(Collection entries)
☆ ☆ ☆ ☆

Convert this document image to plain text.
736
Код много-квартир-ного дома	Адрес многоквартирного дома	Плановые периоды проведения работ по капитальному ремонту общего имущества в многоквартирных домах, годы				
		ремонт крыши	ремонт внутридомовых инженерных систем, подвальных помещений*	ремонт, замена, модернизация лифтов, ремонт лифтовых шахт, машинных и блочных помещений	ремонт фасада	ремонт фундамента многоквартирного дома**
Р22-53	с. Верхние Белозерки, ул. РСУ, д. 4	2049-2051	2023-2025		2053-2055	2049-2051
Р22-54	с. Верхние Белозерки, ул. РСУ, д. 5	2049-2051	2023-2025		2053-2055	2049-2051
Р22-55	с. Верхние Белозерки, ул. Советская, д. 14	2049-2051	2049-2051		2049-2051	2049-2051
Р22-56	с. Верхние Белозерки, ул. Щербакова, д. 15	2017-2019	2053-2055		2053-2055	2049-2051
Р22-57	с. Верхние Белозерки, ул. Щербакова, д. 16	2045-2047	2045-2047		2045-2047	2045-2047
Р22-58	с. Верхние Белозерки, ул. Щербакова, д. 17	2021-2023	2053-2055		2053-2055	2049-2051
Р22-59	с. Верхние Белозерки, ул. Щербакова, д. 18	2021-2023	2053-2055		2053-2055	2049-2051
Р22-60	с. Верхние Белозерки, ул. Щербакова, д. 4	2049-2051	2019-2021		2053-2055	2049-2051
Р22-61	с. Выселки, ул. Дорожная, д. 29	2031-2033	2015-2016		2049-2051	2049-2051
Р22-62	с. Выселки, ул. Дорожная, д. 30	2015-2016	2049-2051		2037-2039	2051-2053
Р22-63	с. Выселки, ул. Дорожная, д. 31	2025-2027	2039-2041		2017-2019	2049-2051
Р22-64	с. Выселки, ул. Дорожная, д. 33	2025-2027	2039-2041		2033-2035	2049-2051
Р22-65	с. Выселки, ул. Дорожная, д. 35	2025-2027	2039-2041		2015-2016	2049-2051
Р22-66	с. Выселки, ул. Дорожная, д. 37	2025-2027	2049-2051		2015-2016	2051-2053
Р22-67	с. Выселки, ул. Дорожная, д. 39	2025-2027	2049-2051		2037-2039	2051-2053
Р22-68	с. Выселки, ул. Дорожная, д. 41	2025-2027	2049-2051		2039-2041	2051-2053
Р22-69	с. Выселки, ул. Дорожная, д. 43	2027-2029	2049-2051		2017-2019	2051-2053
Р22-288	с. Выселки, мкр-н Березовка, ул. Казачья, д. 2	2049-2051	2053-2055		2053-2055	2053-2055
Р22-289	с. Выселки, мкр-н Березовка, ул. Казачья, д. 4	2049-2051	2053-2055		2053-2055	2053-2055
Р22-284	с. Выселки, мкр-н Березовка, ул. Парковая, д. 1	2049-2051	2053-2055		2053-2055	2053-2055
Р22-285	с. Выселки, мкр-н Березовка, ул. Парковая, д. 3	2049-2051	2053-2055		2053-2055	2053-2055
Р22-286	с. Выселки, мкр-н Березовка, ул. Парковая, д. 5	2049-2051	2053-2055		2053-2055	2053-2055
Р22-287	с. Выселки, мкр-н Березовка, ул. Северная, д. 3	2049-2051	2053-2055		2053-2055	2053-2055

☆ ☆ ☆ ☆

Problem to work on ::
In the records above, locate every line with the string "Казачья" and copy it.

Complete response ::
Р22-288	с. Выселки, мкр-н Березовка, ул. Казачья, д. 2	2049-2051	2053-2055		2053-2055	2053-2055
Р22-289	с. Выселки, мкр-н Березовка, ул. Казачья, д. 4	2049-2051	2053-2055		2053-2055	2053-2055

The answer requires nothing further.